● DIRECTIVE: Check each line for the word "this" and report how many have it. Give nothing else.

● Figure dataset records:
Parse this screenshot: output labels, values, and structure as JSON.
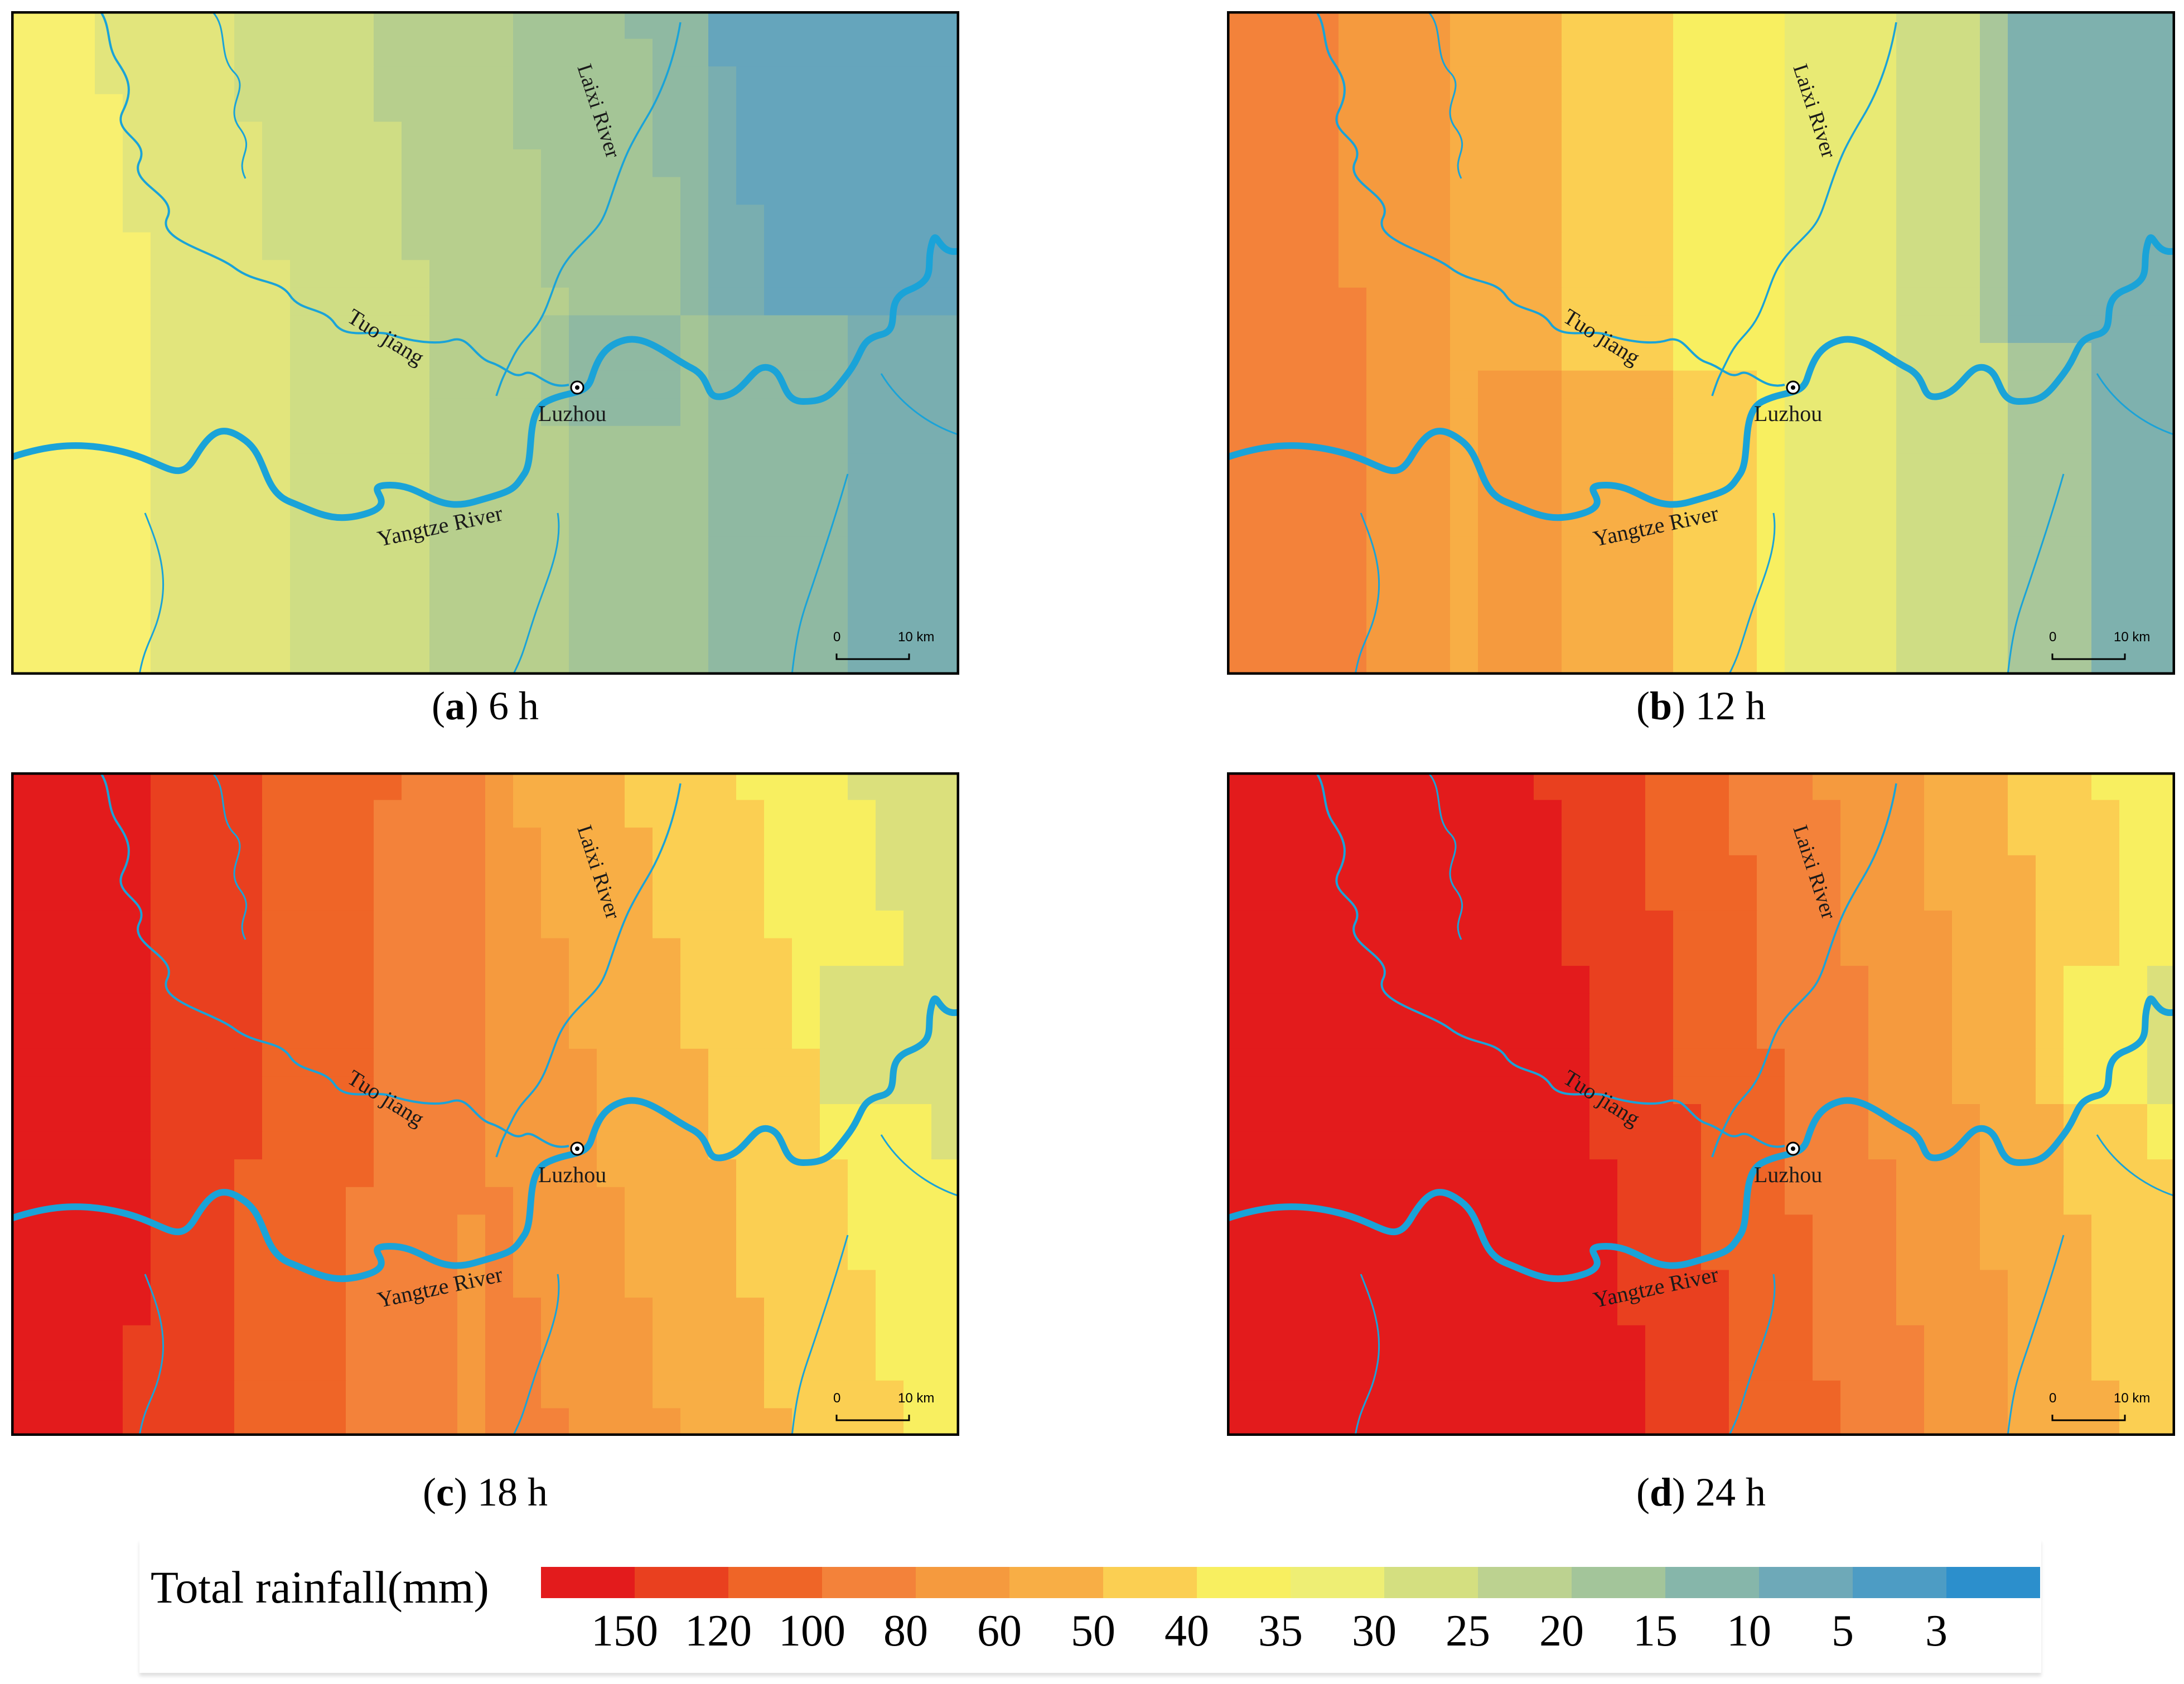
{
  "panels": [
    {
      "id": "a",
      "letter": "a",
      "time": "6 h",
      "west_color": "#f8f070",
      "west_mid_color": "#dbe27e",
      "center_color": "#93b69a",
      "east_color": "#6aa8b8",
      "palette": [
        "#f8f070",
        "#e2e57c",
        "#cfdd84",
        "#b7cf8d",
        "#a4c596",
        "#8fb9a2",
        "#79aeb0",
        "#65a5bc"
      ]
    },
    {
      "id": "b",
      "letter": "b",
      "time": "12 h",
      "palette": [
        "#f3823a",
        "#f59a3e",
        "#f8ae45",
        "#fbcf52",
        "#f8ef60",
        "#e8ea74",
        "#cfdd84",
        "#a9c79a",
        "#7eb1ae"
      ]
    },
    {
      "id": "c",
      "letter": "c",
      "time": "18 h",
      "palette": [
        "#e31b1c",
        "#e9401f",
        "#ef6527",
        "#f3823a",
        "#f59a3e",
        "#f8ae45",
        "#fbcf52",
        "#f8ef60",
        "#dbe07c"
      ]
    },
    {
      "id": "d",
      "letter": "d",
      "time": "24 h",
      "palette": [
        "#e31b1c",
        "#e9401f",
        "#ef6527",
        "#f3823a",
        "#f59a3e",
        "#f8ae45",
        "#fbcf52",
        "#f8ef60",
        "#dbe07c"
      ]
    }
  ],
  "map_labels": {
    "laixi": "Laixi River",
    "tuo": "Tuo jiang",
    "yangtze": "Yangtze River",
    "city": "Luzhou"
  },
  "scale_bar": {
    "start": "0",
    "end": "10 km"
  },
  "legend": {
    "title": "Total rainfall(mm)",
    "colors": [
      "#e31b1c",
      "#e9401f",
      "#ef6527",
      "#f3823a",
      "#f59a3e",
      "#f8ae45",
      "#fbcf52",
      "#f8ef60",
      "#eeee74",
      "#d4df80",
      "#bcd290",
      "#a3c59a",
      "#86b6aa",
      "#6ea9b8",
      "#4d9cc4",
      "#2c8fcc"
    ],
    "labels": [
      "150",
      "120",
      "100",
      "80",
      "60",
      "50",
      "40",
      "35",
      "30",
      "25",
      "20",
      "15",
      "10",
      "5",
      "3"
    ]
  },
  "colors": {
    "river": "#1aa3d8",
    "frame": "#000000"
  }
}
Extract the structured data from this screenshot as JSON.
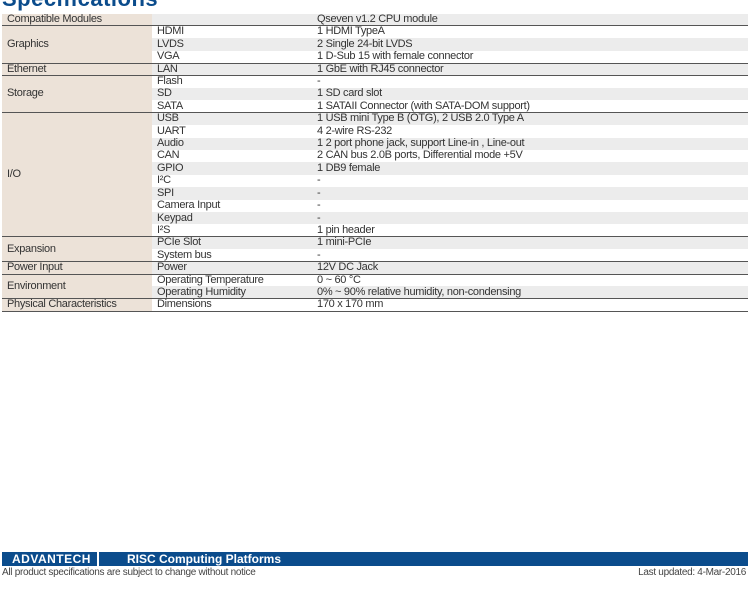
{
  "title": "Specifications",
  "specs": [
    {
      "category": "Compatible Modules",
      "rows": [
        [
          "",
          "Qseven v1.2 CPU module"
        ]
      ]
    },
    {
      "category": "Graphics",
      "rows": [
        [
          "HDMI",
          "1 HDMI TypeA"
        ],
        [
          "LVDS",
          "2 Single 24-bit LVDS"
        ],
        [
          "VGA",
          "1 D-Sub 15 with female connector"
        ]
      ]
    },
    {
      "category": "Ethernet",
      "rows": [
        [
          "LAN",
          "1 GbE with RJ45 connector"
        ]
      ]
    },
    {
      "category": "Storage",
      "rows": [
        [
          "Flash",
          "-"
        ],
        [
          "SD",
          "1 SD card slot"
        ],
        [
          "SATA",
          "1 SATAII Connector (with SATA-DOM support)"
        ]
      ]
    },
    {
      "category": "I/O",
      "rows": [
        [
          "USB",
          "1 USB mini Type B (OTG), 2 USB 2.0 Type A"
        ],
        [
          "UART",
          "4 2-wire  RS-232"
        ],
        [
          "Audio",
          "1 2 port phone jack, support Line-in , Line-out"
        ],
        [
          "CAN",
          "2 CAN bus 2.0B ports, Differential mode +5V"
        ],
        [
          "GPIO",
          "1 DB9 female"
        ],
        [
          "I²C",
          "-"
        ],
        [
          "SPI",
          "-"
        ],
        [
          "Camera Input",
          "-"
        ],
        [
          "Keypad",
          "-"
        ],
        [
          "I²S",
          "1 pin header"
        ]
      ]
    },
    {
      "category": "Expansion",
      "rows": [
        [
          "PCIe Slot",
          "1 mini-PCIe"
        ],
        [
          "System bus",
          "-"
        ]
      ]
    },
    {
      "category": "Power Input",
      "rows": [
        [
          "Power",
          "12V DC Jack"
        ]
      ]
    },
    {
      "category": "Environment",
      "rows": [
        [
          "Operating Temperature",
          "0 ~ 60 °C"
        ],
        [
          "Operating Humidity",
          "0% ~ 90% relative humidity, non-condensing"
        ]
      ]
    },
    {
      "category": "Physical Characteristics",
      "rows": [
        [
          "Dimensions",
          "170 x 170 mm"
        ]
      ]
    }
  ],
  "footer": {
    "logo": "ADVANTECH",
    "bar_title": "RISC Computing Platforms",
    "notice": "All product specifications are subject to change without notice",
    "updated": "Last updated: 4-Mar-2016"
  },
  "colors": {
    "brand": "#0b4c8c",
    "category_bg": "#ece2d8",
    "stripe": "#ececec"
  }
}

● WRITTEN REPLY: 2